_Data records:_
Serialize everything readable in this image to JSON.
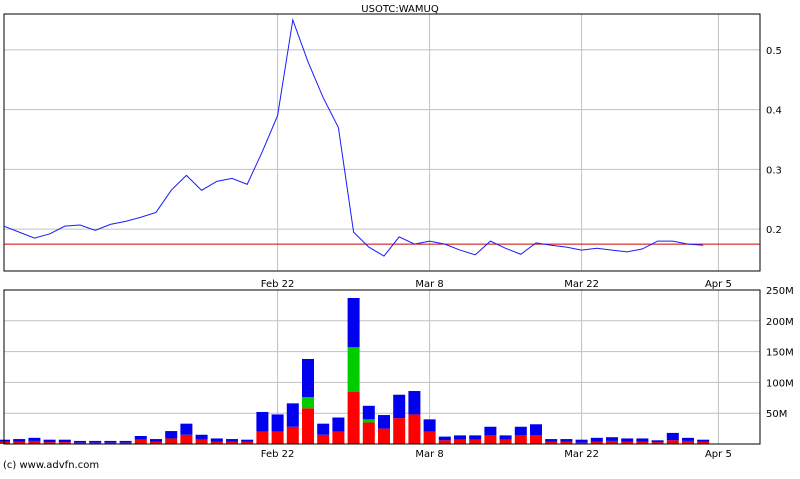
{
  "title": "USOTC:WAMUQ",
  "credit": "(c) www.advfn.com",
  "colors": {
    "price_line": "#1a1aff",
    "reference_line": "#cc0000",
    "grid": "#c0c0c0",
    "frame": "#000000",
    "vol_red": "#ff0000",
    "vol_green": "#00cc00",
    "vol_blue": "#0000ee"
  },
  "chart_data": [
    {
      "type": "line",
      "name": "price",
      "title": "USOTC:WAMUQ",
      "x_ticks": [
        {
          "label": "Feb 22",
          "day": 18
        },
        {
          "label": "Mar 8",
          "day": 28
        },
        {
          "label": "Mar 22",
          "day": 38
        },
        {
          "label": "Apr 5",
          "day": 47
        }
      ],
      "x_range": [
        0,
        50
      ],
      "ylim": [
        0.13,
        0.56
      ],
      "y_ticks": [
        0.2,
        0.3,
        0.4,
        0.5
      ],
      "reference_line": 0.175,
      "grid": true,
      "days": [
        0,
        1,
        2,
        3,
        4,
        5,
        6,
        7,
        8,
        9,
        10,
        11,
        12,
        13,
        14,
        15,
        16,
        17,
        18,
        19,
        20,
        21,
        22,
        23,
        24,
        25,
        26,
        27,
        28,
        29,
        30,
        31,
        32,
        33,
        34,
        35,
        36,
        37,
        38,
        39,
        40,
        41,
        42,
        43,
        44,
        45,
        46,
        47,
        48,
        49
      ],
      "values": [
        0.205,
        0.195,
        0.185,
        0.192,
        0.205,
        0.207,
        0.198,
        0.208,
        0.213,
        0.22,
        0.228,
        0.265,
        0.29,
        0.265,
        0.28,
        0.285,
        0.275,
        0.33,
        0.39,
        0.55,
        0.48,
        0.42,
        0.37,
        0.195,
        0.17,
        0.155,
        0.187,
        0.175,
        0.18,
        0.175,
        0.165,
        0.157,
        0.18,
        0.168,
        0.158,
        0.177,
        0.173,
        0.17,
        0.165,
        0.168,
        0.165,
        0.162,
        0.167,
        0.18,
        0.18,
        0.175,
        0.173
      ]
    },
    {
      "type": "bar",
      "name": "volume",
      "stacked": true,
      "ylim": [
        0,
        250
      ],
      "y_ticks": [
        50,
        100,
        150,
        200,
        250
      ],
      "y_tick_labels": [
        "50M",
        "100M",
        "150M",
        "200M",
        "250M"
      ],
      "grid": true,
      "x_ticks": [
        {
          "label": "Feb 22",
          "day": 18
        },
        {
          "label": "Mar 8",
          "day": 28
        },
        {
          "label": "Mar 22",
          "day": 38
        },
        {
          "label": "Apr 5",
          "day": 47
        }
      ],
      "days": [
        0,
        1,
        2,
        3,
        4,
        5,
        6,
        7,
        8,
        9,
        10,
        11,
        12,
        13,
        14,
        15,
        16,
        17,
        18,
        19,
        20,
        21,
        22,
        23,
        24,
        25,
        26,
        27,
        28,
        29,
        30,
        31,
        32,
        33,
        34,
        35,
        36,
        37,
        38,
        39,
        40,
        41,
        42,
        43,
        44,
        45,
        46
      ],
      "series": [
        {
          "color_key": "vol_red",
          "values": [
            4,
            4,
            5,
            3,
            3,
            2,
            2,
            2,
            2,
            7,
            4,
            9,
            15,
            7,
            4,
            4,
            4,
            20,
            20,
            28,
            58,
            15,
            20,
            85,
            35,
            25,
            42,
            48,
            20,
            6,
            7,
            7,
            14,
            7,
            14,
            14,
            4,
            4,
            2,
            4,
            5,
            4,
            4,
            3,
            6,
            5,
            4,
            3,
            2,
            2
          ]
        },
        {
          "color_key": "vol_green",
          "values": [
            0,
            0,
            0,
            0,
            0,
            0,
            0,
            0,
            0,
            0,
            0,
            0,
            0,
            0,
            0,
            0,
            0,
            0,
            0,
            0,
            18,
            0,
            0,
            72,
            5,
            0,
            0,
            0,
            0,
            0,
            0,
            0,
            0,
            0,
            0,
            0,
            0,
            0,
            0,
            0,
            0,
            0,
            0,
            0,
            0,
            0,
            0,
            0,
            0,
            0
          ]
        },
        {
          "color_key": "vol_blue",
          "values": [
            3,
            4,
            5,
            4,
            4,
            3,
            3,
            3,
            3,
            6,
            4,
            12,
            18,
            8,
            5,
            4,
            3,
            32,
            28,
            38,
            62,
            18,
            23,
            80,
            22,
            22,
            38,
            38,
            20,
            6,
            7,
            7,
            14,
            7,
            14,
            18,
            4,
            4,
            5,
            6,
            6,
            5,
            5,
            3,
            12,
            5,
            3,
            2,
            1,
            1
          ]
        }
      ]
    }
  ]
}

* * *

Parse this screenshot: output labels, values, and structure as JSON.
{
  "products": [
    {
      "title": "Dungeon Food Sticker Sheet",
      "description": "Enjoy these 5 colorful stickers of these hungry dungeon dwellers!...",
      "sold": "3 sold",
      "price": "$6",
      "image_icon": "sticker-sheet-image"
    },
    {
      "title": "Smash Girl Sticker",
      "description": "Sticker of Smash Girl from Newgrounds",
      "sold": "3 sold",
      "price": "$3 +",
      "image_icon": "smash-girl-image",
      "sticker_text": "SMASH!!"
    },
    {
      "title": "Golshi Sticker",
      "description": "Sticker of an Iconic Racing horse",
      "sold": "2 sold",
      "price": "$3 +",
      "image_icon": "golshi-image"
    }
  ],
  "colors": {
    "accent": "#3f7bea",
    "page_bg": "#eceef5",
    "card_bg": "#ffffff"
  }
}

_Exercise directions:_
Reproduce each line of the entries in which the word "image" is found.

_The result:_
Serialize everything readable in this image to JSON.
      "image_icon": "sticker-sheet-image"
      "image_icon": "smash-girl-image",
      "image_icon": "golshi-image"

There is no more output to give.